◆ **GOAL**: Find all the lines with "expander" and gather them.

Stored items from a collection
'''
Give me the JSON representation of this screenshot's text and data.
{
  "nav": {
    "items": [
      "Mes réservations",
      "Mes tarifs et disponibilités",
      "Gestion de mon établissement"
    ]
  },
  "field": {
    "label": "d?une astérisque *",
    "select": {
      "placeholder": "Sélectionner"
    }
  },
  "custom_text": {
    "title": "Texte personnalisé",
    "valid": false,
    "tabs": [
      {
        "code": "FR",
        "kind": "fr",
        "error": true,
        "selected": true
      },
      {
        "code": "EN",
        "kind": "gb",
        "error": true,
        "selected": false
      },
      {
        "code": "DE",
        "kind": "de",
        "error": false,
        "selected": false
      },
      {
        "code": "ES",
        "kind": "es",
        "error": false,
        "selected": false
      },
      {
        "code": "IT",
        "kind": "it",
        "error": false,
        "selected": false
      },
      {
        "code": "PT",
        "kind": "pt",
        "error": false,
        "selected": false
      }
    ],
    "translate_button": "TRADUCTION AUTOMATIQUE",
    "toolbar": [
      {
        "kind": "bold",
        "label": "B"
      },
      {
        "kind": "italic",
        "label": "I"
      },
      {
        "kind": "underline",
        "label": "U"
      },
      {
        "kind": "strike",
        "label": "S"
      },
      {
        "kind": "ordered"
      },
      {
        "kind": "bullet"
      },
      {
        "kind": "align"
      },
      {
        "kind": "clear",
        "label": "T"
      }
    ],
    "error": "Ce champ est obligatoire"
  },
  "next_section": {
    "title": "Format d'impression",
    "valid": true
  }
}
'''
'''
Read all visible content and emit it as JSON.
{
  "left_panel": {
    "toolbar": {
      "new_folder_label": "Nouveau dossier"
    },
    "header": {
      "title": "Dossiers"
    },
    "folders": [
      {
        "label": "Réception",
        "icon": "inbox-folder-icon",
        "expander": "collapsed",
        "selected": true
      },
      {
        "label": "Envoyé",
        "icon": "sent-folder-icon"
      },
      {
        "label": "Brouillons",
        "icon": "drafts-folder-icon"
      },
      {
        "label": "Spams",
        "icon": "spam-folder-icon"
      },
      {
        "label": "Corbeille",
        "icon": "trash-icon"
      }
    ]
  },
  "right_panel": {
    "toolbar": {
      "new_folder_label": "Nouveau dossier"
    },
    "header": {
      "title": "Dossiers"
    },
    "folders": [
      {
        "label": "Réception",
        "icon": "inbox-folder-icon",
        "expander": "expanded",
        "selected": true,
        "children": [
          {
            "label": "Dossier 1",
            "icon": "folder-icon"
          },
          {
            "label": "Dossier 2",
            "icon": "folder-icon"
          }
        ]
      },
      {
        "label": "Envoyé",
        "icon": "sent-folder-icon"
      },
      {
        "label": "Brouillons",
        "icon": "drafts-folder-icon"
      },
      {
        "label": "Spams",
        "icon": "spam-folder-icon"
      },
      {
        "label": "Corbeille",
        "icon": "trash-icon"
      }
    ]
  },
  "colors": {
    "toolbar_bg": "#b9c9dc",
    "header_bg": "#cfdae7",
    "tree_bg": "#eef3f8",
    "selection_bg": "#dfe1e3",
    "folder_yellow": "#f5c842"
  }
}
'''
◆ **EXERCISE OUTPUT**:
        "expander": "collapsed",
        "expander": "expanded",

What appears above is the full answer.